§ **Your instructions**:
Determine how many lines contain the string "frac". Reply with that figure and nothing else.
>> start Entries supplied
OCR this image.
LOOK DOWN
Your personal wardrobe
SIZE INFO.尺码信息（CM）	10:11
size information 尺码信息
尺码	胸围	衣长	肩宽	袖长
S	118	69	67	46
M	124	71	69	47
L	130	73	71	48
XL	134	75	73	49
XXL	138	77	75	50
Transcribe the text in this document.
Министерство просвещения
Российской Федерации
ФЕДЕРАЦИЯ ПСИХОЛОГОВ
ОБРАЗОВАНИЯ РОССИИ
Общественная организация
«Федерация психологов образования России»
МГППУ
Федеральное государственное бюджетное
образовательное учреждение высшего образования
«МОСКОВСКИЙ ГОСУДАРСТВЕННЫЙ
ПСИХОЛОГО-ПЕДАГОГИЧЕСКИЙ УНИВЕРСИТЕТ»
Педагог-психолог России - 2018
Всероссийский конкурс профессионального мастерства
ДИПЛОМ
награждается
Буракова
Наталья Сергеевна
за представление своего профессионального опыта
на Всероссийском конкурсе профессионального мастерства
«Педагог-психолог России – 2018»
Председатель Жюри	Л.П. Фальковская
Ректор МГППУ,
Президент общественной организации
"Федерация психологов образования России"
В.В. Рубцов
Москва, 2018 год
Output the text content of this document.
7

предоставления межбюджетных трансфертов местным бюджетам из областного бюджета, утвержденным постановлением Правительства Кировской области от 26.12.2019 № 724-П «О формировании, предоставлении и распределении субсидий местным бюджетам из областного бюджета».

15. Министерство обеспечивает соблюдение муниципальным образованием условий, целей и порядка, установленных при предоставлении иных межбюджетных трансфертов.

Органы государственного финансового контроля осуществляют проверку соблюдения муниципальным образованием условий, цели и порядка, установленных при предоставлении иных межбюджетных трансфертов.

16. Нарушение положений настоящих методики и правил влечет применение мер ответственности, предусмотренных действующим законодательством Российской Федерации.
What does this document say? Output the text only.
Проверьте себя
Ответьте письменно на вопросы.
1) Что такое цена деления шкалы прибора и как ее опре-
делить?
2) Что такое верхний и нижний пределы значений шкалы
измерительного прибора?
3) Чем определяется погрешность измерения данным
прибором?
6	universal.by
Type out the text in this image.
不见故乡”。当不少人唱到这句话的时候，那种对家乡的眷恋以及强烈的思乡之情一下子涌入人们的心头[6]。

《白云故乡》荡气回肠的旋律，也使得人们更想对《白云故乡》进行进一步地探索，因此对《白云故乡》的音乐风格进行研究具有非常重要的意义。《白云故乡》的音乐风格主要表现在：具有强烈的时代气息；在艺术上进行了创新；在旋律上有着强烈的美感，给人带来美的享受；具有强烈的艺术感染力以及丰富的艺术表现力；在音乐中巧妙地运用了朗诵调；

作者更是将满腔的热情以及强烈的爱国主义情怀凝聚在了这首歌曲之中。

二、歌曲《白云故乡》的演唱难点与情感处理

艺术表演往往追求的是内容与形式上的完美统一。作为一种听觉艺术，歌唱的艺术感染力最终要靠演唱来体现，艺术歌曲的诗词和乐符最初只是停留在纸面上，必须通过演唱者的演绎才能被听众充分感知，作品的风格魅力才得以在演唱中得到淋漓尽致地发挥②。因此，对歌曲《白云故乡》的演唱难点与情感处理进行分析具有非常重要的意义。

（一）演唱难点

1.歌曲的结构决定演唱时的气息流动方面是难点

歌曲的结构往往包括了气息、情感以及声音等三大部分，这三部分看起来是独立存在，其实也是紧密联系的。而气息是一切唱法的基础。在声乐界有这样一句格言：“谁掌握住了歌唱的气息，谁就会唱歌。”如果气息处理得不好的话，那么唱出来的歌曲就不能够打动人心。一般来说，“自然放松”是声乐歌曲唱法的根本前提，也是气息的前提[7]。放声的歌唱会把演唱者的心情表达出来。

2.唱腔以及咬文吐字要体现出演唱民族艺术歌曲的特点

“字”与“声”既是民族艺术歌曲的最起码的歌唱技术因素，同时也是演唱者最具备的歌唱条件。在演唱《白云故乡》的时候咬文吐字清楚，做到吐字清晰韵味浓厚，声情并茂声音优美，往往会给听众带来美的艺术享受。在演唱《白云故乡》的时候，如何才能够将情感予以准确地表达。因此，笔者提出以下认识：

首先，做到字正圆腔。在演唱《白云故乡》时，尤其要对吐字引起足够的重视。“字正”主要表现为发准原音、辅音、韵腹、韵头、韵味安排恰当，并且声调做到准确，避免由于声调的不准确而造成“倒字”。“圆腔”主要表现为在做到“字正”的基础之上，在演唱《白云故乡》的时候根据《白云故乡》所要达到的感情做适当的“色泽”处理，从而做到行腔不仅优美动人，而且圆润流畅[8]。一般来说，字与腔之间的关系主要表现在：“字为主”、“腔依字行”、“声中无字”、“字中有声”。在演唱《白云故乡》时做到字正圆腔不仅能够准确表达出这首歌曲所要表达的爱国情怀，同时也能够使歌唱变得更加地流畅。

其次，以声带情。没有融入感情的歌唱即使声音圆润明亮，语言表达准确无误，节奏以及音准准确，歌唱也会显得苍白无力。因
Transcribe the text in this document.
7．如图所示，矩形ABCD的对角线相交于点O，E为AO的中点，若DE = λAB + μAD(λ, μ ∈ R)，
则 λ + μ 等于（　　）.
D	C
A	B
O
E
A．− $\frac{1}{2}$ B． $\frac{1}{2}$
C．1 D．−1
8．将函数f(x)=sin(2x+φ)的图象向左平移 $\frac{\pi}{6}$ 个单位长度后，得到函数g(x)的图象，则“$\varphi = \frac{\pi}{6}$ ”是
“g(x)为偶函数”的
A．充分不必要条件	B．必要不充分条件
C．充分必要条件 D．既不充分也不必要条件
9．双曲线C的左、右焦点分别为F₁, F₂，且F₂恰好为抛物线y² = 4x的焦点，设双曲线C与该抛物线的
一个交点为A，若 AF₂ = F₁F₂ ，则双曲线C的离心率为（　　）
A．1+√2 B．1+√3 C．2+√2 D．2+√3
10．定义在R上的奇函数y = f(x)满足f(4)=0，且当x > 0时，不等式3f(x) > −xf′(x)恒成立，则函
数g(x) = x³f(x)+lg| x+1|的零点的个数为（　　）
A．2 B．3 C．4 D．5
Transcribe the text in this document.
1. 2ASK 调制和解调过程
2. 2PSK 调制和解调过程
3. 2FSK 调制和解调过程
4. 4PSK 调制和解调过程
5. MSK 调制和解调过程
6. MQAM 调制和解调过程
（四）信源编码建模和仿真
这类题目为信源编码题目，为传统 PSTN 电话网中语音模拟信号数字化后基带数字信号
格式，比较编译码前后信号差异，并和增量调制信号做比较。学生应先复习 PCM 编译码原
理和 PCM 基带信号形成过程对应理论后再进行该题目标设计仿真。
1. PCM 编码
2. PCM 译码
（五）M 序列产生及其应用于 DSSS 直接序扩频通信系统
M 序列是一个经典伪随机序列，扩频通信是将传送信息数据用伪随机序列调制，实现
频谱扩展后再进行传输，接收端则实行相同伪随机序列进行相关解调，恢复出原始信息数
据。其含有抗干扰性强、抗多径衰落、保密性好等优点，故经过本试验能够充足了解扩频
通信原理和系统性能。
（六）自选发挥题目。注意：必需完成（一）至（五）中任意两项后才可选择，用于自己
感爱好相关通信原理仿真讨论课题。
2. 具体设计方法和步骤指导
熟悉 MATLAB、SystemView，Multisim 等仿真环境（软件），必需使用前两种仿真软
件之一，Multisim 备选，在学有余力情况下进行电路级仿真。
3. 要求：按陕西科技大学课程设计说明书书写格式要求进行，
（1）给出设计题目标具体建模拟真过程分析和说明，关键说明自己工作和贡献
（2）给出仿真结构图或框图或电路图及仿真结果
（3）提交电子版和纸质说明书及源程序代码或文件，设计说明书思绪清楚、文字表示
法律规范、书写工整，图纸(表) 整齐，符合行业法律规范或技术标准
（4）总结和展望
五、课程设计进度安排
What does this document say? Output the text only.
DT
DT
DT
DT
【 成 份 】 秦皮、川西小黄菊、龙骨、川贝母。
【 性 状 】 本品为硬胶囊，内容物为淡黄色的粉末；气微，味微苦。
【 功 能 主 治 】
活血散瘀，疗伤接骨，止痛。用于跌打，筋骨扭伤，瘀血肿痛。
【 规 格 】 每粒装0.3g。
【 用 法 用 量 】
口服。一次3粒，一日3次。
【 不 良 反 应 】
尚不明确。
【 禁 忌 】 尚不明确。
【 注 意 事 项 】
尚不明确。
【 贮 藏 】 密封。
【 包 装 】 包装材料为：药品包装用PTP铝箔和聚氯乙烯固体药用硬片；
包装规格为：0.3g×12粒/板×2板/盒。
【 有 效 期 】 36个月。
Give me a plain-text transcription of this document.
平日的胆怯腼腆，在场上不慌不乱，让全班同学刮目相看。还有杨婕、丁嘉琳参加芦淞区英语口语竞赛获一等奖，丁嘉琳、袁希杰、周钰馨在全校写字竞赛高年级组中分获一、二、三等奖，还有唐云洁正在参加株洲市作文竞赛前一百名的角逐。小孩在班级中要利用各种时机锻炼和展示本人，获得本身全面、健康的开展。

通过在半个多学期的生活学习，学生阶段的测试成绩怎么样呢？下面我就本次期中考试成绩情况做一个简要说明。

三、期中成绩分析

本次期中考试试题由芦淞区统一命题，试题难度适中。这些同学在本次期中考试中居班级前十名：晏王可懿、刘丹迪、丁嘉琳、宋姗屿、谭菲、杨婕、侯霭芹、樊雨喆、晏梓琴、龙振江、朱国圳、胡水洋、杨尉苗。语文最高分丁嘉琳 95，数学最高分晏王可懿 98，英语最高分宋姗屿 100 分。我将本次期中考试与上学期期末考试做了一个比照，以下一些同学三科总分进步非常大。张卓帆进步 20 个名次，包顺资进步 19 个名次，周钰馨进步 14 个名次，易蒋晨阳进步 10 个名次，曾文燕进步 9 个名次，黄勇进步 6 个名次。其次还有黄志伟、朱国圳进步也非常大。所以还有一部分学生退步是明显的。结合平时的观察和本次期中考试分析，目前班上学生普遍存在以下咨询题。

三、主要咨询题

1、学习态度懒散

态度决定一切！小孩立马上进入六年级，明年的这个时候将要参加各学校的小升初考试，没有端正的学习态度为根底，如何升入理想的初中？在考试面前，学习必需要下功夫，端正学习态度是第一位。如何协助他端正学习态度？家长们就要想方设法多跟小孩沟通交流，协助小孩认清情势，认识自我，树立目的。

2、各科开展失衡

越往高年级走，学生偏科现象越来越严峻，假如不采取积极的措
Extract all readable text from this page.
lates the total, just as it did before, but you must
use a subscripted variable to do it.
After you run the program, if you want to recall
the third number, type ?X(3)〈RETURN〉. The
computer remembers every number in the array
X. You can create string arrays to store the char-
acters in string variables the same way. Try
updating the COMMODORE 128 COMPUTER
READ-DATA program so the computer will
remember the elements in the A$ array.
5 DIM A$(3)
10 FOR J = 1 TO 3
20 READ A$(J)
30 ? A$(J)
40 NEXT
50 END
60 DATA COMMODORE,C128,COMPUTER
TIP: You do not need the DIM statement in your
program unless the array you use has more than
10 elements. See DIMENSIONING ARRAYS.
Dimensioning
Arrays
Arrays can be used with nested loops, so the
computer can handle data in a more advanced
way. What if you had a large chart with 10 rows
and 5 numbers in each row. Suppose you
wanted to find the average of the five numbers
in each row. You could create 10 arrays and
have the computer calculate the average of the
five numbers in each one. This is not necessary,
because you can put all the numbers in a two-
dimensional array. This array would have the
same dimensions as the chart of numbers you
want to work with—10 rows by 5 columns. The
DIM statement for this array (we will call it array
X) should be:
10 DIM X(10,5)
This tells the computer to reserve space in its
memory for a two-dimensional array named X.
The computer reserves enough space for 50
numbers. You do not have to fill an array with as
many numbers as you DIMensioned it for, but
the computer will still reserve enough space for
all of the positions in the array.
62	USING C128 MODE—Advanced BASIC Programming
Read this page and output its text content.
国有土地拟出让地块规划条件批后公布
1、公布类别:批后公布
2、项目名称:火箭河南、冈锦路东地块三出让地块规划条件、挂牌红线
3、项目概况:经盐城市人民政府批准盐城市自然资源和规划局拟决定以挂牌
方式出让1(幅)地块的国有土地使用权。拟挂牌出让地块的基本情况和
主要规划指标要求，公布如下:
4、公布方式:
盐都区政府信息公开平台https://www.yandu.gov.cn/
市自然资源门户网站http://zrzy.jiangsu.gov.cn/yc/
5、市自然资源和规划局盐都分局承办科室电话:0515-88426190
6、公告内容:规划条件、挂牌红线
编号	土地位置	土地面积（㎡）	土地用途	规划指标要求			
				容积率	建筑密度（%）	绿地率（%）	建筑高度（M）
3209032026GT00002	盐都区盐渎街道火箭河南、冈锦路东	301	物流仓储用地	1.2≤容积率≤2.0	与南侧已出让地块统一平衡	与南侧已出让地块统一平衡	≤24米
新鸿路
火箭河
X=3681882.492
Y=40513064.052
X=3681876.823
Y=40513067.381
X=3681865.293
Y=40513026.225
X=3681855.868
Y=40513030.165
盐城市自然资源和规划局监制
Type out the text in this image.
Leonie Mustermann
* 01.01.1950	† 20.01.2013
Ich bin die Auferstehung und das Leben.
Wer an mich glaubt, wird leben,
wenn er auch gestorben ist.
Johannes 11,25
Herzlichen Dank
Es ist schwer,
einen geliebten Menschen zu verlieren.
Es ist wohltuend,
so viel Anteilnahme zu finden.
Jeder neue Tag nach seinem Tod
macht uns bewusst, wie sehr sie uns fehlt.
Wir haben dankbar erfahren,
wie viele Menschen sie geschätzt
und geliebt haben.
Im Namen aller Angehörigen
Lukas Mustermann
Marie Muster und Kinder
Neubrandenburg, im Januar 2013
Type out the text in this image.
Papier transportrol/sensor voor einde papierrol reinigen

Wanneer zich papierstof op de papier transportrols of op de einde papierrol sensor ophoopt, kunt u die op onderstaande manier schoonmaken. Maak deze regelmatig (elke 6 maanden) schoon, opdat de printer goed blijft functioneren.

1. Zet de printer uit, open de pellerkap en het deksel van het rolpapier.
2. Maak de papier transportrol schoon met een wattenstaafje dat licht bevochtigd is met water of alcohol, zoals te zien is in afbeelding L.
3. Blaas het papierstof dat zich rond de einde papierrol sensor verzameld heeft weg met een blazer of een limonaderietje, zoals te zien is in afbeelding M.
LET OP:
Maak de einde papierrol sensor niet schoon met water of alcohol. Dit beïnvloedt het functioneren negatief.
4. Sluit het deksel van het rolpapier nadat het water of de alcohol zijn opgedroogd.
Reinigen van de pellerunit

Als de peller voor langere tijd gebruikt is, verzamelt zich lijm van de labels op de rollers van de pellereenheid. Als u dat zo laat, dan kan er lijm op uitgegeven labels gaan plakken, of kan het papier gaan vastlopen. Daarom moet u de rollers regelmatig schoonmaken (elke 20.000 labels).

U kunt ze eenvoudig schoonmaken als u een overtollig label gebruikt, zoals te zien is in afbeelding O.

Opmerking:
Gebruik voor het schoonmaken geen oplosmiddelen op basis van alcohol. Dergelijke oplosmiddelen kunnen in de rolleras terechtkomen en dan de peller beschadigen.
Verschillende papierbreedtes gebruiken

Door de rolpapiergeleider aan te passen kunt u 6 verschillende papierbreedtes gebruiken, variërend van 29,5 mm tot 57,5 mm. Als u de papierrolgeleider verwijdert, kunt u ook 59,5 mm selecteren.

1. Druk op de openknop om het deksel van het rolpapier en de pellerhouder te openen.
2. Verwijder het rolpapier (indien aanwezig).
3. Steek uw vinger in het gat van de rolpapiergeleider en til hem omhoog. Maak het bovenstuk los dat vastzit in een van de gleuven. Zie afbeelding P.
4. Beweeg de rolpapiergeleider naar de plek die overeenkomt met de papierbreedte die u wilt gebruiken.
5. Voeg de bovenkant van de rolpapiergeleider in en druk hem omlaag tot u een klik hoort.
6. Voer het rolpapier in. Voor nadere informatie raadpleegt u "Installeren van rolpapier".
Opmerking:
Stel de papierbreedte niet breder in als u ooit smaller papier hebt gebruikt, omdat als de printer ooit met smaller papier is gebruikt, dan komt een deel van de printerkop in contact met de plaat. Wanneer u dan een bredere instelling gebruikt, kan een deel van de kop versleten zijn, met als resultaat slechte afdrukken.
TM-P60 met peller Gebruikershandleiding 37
>> end Entries supplied
§ **Task answer**:
2